Given problem:
Copy the rows verbatim, from the first one through the line containing "sidebar-item[interactable]: Без трекера", including both ends.

Dataset:
--------
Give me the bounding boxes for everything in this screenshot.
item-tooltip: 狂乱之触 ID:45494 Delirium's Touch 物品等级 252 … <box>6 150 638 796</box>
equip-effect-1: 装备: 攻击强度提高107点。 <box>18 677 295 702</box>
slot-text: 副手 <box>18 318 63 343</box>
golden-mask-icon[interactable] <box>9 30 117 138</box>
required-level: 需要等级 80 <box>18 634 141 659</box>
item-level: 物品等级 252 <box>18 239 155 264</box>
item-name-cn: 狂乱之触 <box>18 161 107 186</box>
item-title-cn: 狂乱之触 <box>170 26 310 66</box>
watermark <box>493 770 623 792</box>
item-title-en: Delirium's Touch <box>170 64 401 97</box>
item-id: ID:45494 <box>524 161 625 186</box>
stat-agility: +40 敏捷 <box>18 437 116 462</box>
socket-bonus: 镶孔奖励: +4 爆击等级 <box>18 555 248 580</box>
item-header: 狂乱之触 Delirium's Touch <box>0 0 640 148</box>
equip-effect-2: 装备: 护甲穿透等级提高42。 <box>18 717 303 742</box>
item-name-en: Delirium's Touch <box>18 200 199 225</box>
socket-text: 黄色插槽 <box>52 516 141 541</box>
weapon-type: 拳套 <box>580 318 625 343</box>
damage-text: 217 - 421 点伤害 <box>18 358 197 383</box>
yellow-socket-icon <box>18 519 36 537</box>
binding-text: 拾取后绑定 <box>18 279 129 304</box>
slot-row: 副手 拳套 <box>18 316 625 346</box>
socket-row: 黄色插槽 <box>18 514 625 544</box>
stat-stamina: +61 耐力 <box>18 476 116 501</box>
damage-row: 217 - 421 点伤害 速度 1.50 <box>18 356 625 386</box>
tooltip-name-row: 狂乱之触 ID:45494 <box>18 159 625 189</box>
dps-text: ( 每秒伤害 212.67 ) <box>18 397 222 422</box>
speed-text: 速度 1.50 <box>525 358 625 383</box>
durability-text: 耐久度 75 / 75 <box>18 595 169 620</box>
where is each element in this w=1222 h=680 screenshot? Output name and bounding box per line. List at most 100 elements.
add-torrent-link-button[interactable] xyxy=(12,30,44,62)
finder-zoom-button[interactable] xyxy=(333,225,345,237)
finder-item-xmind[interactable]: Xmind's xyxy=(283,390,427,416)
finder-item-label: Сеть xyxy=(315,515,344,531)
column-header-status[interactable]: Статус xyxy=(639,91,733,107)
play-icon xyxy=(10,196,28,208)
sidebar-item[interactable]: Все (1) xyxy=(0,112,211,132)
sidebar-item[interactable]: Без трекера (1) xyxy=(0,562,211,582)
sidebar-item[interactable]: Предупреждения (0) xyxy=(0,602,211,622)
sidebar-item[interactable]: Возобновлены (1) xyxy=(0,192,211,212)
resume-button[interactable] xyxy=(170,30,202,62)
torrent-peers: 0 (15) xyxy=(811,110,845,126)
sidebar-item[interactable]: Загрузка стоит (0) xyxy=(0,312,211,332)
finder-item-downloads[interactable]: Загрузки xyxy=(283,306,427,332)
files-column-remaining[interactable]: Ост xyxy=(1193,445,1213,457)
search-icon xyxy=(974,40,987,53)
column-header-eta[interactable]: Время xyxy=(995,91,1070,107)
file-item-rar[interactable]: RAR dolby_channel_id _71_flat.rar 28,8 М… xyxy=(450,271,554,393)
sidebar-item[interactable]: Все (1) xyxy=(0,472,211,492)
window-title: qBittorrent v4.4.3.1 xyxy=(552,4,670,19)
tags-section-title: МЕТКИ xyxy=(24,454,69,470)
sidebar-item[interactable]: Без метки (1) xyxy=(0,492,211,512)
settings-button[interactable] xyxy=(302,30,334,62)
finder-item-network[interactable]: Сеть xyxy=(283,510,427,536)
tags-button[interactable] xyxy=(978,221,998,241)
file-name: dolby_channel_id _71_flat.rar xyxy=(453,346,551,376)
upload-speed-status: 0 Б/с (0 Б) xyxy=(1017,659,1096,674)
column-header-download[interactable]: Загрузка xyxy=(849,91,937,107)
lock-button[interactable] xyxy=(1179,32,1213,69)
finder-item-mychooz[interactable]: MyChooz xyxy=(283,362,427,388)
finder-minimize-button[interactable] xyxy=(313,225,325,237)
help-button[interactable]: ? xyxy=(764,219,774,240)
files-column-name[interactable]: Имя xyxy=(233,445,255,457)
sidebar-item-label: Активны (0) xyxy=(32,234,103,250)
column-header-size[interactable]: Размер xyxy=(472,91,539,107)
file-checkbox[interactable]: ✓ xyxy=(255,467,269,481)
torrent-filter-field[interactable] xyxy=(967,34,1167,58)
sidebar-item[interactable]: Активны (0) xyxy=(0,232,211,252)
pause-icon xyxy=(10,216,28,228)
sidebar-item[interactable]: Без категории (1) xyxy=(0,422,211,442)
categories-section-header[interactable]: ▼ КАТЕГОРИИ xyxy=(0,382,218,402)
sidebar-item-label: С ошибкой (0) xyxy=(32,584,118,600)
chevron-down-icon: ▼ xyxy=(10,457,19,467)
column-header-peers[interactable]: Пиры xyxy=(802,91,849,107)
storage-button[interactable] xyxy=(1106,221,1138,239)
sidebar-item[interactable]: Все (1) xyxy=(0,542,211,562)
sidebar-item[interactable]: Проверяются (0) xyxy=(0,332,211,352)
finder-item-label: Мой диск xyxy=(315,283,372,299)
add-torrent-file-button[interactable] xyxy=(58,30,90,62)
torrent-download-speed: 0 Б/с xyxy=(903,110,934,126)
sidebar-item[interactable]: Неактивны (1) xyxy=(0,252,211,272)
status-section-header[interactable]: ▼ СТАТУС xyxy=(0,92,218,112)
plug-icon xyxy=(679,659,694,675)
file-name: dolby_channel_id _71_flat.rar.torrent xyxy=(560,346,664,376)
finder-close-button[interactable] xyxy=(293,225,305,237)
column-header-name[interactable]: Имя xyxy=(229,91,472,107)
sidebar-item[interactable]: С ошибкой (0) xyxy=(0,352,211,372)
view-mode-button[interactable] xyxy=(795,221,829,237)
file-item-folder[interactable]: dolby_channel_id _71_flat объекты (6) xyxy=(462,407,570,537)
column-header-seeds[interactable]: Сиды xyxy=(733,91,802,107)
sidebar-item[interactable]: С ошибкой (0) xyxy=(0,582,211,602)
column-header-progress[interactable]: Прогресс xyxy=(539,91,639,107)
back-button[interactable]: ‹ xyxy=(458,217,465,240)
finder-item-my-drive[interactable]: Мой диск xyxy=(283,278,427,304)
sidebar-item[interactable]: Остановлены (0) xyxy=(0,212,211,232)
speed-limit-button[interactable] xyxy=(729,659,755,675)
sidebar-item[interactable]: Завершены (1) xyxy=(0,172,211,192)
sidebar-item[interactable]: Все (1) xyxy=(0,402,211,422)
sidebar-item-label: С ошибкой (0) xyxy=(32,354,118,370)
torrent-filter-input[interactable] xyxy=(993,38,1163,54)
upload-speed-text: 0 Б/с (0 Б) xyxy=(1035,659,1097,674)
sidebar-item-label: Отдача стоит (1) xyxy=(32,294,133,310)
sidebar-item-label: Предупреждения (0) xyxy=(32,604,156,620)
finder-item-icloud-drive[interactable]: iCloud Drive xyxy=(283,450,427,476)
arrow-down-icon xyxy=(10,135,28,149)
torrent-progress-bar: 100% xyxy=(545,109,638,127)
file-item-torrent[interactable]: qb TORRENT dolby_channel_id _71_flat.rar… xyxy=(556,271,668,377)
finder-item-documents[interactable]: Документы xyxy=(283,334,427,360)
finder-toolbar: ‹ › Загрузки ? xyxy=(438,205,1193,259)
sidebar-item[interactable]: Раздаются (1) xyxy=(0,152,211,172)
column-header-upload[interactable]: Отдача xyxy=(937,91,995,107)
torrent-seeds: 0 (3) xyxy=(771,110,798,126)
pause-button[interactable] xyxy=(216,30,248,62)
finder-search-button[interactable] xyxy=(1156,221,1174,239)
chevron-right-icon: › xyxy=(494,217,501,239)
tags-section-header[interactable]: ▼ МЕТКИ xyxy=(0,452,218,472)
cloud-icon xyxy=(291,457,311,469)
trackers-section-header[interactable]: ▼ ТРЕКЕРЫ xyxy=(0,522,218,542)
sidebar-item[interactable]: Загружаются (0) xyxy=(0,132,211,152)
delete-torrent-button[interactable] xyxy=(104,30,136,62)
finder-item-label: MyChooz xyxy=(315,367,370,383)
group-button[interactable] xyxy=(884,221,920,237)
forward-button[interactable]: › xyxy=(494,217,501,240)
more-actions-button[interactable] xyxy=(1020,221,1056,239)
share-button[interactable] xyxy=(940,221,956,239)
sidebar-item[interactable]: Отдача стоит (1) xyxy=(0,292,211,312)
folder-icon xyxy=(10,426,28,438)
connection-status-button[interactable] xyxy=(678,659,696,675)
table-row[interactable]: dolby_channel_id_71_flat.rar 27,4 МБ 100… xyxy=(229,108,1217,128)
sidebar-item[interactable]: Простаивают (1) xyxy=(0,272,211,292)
--------
Response to the task:
Give me the bounding boxes for everything in this screenshot.
item-tooltip: 狂乱之触 ID:45494 Delirium's Touch 物品等级 252 … <box>6 150 638 796</box>
equip-effect-1: 装备: 攻击强度提高107点。 <box>18 677 295 702</box>
slot-text: 副手 <box>18 318 63 343</box>
golden-mask-icon[interactable] <box>9 30 117 138</box>
required-level: 需要等级 80 <box>18 634 141 659</box>
item-level: 物品等级 252 <box>18 239 155 264</box>
item-name-cn: 狂乱之触 <box>18 161 107 186</box>
item-title-cn: 狂乱之触 <box>170 26 310 66</box>
watermark <box>493 770 623 792</box>
item-title-en: Delirium's Touch <box>170 64 401 97</box>
item-id: ID:45494 <box>524 161 625 186</box>
stat-agility: +40 敏捷 <box>18 437 116 462</box>
socket-bonus: 镶孔奖励: +4 爆击等级 <box>18 555 248 580</box>
item-header: 狂乱之触 Delirium's Touch <box>0 0 640 148</box>
equip-effect-2: 装备: 护甲穿透等级提高42。 <box>18 717 303 742</box>
item-name-en: Delirium's Touch <box>18 200 199 225</box>
socket-text: 黄色插槽 <box>52 516 141 541</box>
weapon-type: 拳套 <box>580 318 625 343</box>
damage-text: 217 - 421 点伤害 <box>18 358 197 383</box>
yellow-socket-icon <box>18 519 36 537</box>
binding-text: 拾取后绑定 <box>18 279 129 304</box>
slot-row: 副手 拳套 <box>18 316 625 346</box>
socket-row: 黄色插槽 <box>18 514 625 544</box>
stat-stamina: +61 耐力 <box>18 476 116 501</box>
damage-row: 217 - 421 点伤害 速度 1.50 <box>18 356 625 386</box>
tooltip-name-row: 狂乱之触 ID:45494 <box>18 159 625 189</box>
dps-text: ( 每秒伤害 212.67 ) <box>18 397 222 422</box>
speed-text: 速度 1.50 <box>525 358 625 383</box>
durability-text: 耐久度 75 / 75 <box>18 595 169 620</box>
where is each element in this w=1222 h=680 screenshot? Output name and bounding box per line. List at most 100 elements.
add-torrent-link-button[interactable] xyxy=(12,30,44,62)
finder-zoom-button[interactable] xyxy=(333,225,345,237)
finder-item-xmind[interactable]: Xmind's xyxy=(283,390,427,416)
finder-item-label: Сеть xyxy=(315,515,344,531)
column-header-status[interactable]: Статус xyxy=(639,91,733,107)
play-icon xyxy=(10,196,28,208)
sidebar-item[interactable]: Все (1) xyxy=(0,112,211,132)
sidebar-item[interactable]: Без трекера (1) xyxy=(0,562,211,582)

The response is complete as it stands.